= Set task =
State how many lines of the records contain the string "ffffff". Give the number alone.

= Entries shown =
______________________________

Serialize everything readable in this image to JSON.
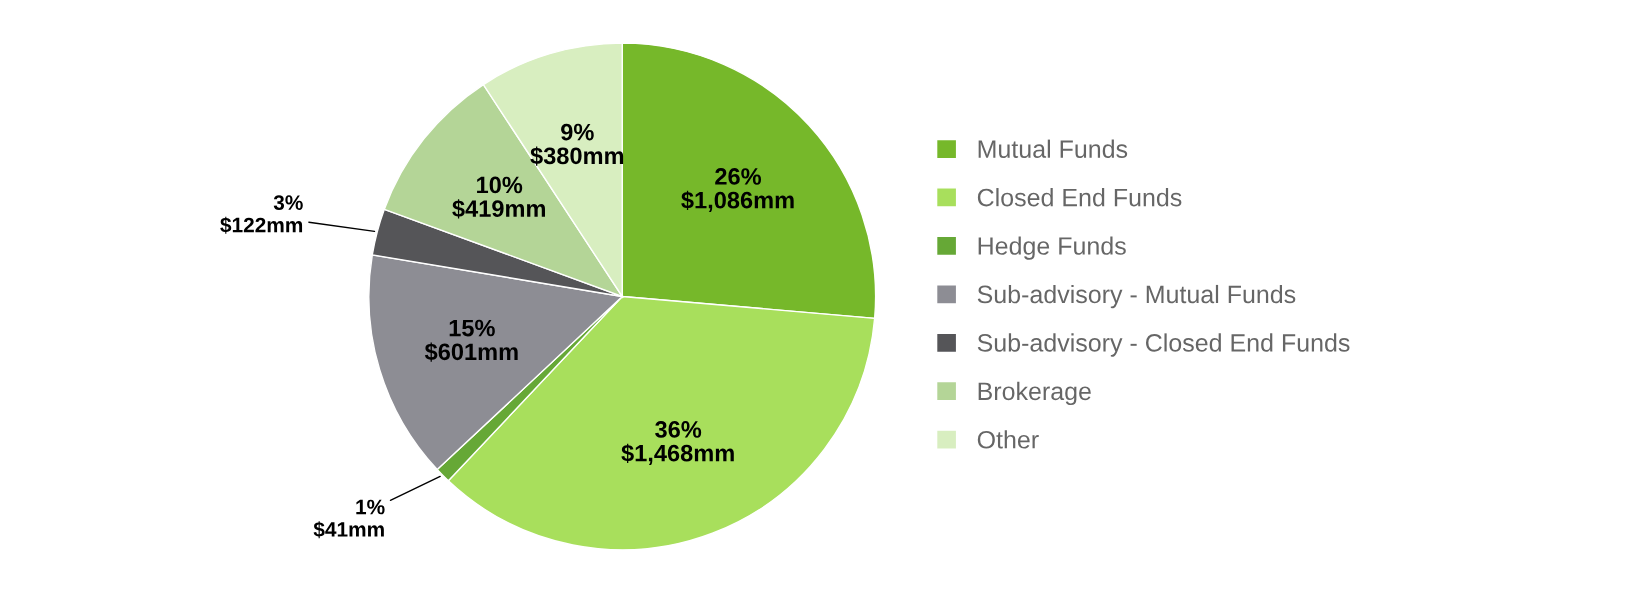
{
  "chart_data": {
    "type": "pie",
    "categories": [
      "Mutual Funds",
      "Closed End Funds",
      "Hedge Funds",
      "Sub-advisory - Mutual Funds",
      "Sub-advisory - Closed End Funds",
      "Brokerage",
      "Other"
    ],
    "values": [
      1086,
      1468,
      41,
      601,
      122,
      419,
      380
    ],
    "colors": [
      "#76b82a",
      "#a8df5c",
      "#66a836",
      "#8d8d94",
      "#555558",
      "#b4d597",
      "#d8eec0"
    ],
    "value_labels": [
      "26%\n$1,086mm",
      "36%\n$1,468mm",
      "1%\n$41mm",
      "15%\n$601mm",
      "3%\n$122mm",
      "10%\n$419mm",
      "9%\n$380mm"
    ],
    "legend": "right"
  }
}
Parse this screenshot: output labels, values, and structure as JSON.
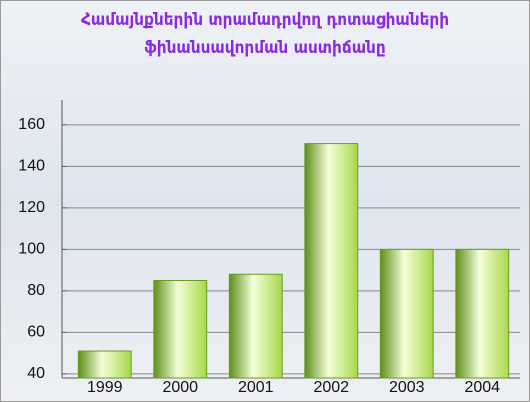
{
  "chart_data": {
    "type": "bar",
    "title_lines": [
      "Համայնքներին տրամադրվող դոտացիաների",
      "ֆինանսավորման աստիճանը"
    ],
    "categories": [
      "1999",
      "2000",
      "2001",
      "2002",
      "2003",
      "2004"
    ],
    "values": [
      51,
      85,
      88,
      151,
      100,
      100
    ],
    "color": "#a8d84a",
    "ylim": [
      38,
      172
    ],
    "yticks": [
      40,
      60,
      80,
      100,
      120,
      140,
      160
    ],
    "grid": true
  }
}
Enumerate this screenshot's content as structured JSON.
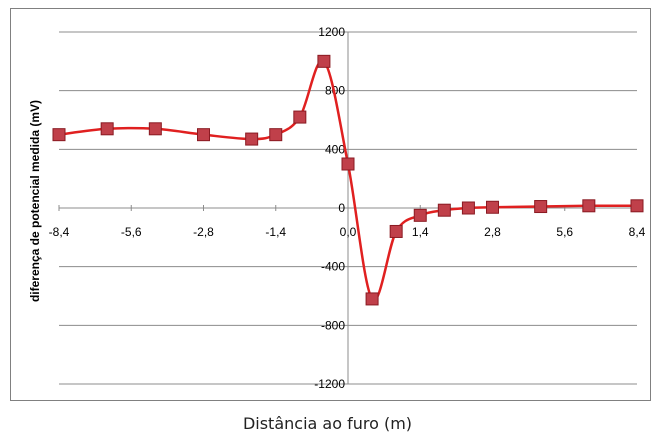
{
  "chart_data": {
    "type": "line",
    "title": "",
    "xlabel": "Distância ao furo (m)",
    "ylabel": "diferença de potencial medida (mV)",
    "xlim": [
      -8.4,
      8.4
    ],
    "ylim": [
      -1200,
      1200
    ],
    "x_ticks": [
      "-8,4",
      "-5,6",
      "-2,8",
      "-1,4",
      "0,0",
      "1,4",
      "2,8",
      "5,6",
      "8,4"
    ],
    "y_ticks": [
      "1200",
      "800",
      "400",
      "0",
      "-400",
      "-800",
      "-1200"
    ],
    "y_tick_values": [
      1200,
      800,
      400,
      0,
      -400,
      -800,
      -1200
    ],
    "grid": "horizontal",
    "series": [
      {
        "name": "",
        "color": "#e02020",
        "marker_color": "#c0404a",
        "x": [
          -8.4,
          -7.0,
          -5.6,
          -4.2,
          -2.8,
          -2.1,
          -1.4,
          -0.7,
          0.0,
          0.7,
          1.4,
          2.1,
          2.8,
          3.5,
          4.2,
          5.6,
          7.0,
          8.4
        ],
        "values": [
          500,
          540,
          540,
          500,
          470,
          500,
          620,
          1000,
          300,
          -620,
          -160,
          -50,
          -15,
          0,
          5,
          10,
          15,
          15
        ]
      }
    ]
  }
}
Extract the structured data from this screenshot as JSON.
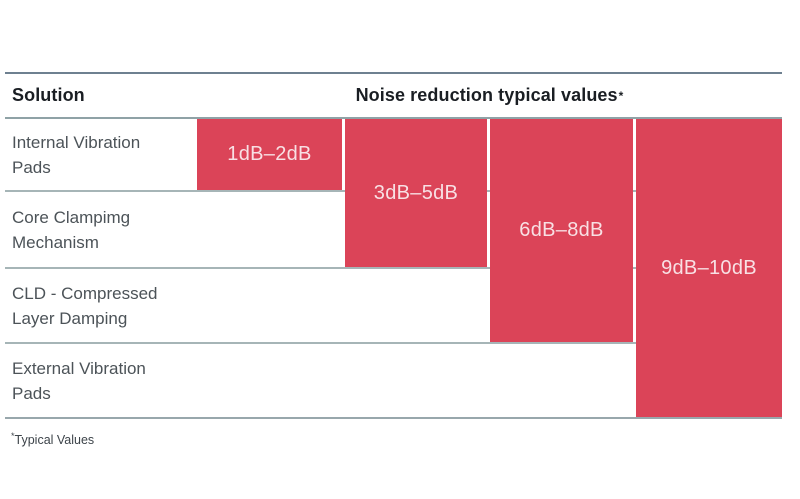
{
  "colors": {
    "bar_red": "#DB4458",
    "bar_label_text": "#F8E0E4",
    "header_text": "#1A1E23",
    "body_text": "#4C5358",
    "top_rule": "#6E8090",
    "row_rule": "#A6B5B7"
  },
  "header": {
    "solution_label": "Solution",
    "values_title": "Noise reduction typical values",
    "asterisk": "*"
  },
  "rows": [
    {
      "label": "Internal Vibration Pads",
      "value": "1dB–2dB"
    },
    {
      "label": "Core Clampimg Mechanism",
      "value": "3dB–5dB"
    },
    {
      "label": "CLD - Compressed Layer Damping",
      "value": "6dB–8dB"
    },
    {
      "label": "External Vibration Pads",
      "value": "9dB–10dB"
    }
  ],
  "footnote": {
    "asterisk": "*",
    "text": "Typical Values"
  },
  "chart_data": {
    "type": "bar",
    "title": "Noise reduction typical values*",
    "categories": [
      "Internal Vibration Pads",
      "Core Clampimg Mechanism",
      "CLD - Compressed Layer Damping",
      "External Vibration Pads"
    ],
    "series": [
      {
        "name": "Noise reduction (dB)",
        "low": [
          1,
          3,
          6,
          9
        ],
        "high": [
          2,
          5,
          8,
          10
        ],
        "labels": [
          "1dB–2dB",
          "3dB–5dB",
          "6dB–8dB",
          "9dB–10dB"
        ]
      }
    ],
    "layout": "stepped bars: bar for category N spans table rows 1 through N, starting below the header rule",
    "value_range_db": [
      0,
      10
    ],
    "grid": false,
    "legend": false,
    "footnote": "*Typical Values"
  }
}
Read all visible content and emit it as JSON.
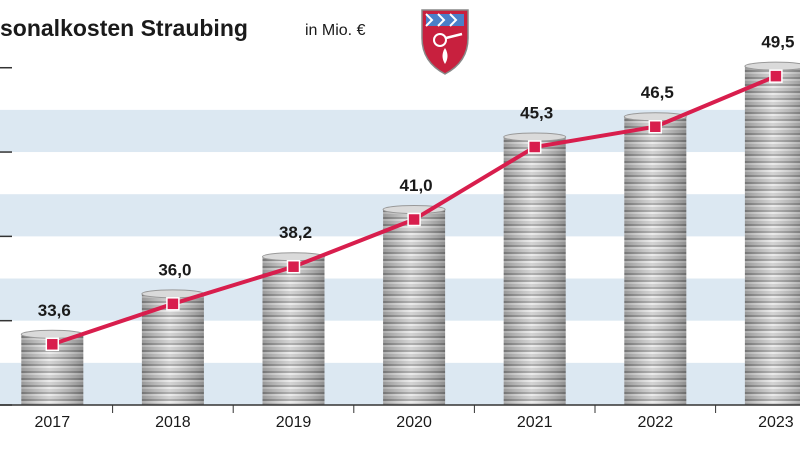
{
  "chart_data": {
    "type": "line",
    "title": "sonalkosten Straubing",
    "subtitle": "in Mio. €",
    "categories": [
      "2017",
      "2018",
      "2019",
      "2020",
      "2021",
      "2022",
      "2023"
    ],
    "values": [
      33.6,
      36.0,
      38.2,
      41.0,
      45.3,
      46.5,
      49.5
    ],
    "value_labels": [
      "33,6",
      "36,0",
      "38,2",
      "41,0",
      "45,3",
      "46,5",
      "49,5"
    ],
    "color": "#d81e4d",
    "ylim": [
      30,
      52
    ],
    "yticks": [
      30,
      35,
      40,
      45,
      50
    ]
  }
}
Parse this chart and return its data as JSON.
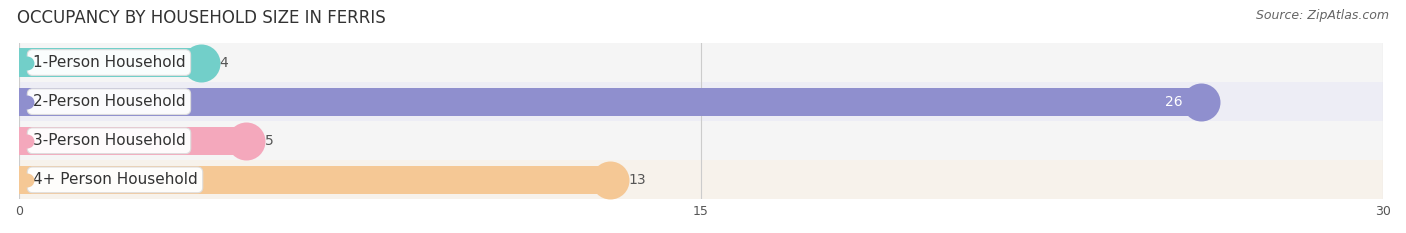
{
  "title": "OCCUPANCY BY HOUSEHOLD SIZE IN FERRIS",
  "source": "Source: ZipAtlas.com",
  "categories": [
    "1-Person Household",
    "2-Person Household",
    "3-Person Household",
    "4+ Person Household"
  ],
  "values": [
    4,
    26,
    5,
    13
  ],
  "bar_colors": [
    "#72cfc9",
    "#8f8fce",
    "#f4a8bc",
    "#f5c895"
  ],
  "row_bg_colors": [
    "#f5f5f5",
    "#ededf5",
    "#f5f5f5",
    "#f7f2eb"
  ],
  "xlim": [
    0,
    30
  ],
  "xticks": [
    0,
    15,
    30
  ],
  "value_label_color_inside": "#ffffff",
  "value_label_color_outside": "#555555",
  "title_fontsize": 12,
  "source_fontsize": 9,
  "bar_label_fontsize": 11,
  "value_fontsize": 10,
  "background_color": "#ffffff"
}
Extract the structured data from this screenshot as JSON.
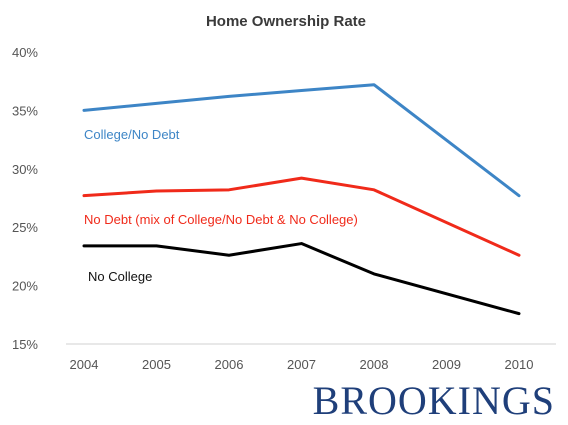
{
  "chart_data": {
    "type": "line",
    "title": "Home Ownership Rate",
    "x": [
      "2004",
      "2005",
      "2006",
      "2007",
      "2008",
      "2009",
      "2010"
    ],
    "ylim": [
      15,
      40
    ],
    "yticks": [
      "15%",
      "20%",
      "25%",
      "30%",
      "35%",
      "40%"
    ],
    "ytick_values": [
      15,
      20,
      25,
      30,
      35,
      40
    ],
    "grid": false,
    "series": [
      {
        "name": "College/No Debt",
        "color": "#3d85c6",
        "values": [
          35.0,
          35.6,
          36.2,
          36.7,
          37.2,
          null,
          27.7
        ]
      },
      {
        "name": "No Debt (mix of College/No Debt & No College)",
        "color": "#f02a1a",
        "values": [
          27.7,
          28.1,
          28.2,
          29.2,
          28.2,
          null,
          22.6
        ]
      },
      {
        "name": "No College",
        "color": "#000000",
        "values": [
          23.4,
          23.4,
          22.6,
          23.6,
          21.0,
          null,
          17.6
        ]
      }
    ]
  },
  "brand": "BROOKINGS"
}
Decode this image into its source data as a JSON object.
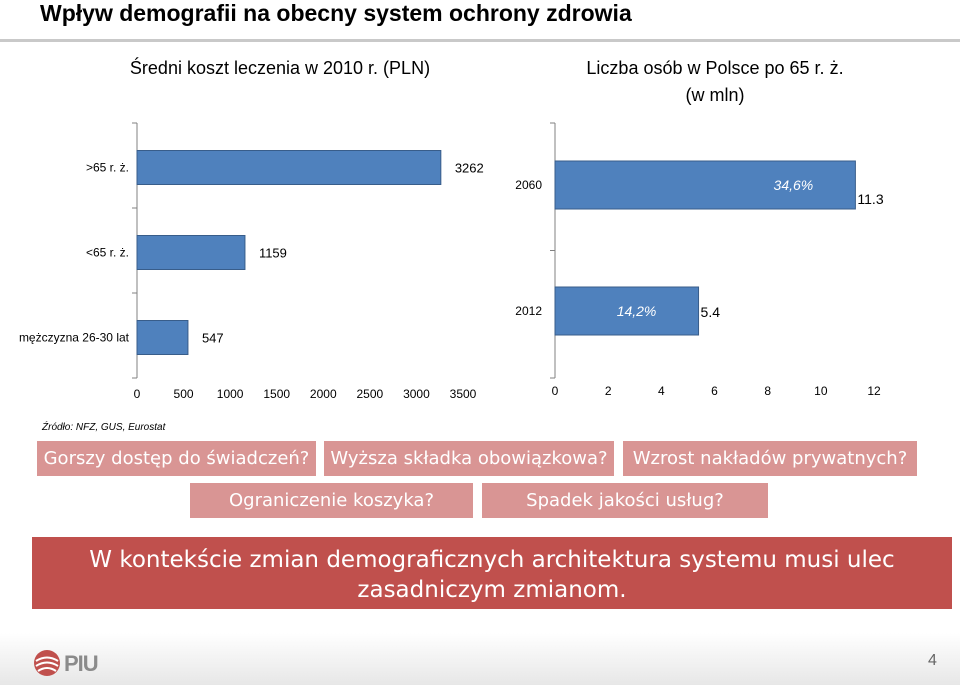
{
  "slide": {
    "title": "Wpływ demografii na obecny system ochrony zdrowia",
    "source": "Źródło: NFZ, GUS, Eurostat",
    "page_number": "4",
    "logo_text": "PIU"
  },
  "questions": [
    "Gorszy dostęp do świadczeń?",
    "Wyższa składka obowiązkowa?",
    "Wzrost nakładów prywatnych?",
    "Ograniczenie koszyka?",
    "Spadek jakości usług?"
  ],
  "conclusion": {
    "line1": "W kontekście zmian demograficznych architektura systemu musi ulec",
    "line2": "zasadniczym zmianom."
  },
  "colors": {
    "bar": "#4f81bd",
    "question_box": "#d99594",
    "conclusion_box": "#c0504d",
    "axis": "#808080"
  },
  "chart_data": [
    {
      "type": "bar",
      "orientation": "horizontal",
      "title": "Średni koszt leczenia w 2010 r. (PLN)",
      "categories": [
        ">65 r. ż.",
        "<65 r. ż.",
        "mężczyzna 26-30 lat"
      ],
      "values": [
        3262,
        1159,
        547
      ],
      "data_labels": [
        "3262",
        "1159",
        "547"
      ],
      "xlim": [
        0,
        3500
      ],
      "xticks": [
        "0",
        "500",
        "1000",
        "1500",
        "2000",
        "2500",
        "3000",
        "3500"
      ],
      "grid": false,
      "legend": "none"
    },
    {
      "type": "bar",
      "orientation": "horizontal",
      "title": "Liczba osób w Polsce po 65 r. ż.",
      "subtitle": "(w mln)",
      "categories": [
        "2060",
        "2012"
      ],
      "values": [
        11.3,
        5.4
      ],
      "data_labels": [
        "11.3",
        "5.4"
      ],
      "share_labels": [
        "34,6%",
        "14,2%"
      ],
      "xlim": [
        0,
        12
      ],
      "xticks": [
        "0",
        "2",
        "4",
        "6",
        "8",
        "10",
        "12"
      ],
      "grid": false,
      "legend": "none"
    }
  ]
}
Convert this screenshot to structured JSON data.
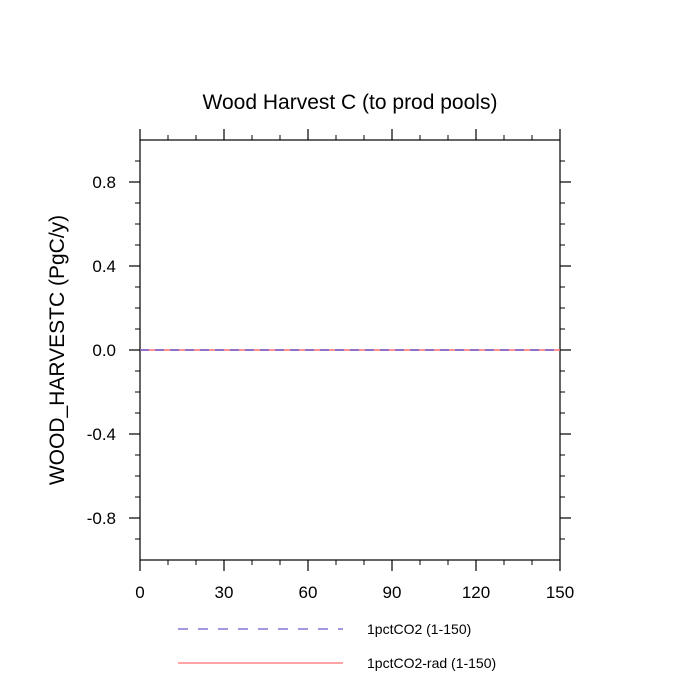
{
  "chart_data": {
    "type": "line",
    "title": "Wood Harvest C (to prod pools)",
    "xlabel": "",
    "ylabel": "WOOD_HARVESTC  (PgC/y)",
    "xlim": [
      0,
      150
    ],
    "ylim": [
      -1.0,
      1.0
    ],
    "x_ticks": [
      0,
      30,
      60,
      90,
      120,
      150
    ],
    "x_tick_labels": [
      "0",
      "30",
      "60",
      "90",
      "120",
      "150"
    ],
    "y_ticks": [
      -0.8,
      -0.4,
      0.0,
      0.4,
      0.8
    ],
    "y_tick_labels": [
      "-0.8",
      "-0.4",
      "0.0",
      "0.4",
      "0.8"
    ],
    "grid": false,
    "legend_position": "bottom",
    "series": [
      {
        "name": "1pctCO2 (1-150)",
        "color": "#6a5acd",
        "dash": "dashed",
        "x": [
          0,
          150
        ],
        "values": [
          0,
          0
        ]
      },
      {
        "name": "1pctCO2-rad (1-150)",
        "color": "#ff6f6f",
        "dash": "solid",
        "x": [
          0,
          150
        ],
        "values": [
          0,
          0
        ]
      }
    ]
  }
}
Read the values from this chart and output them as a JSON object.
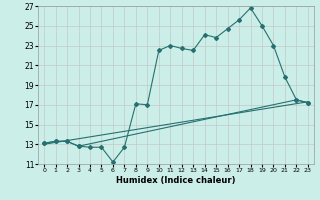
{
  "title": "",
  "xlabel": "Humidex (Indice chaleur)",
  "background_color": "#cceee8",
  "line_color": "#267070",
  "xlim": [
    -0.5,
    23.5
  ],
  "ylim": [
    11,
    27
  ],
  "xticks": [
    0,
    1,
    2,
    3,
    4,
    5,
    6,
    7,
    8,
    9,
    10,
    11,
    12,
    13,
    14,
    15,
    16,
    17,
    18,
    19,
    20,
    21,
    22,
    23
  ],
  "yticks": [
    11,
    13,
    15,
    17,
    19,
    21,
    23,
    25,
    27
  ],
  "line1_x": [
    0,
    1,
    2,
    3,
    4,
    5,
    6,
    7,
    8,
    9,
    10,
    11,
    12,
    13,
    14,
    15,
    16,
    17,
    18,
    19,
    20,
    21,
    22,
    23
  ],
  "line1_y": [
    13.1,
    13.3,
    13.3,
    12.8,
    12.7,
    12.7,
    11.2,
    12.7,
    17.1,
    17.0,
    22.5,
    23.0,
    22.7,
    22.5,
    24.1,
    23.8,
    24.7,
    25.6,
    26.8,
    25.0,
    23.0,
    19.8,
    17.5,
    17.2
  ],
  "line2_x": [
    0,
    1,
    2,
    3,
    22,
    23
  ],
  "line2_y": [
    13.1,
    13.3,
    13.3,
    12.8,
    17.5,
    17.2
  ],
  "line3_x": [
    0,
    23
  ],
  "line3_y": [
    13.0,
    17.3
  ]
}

______________________________

= Output of the task =
2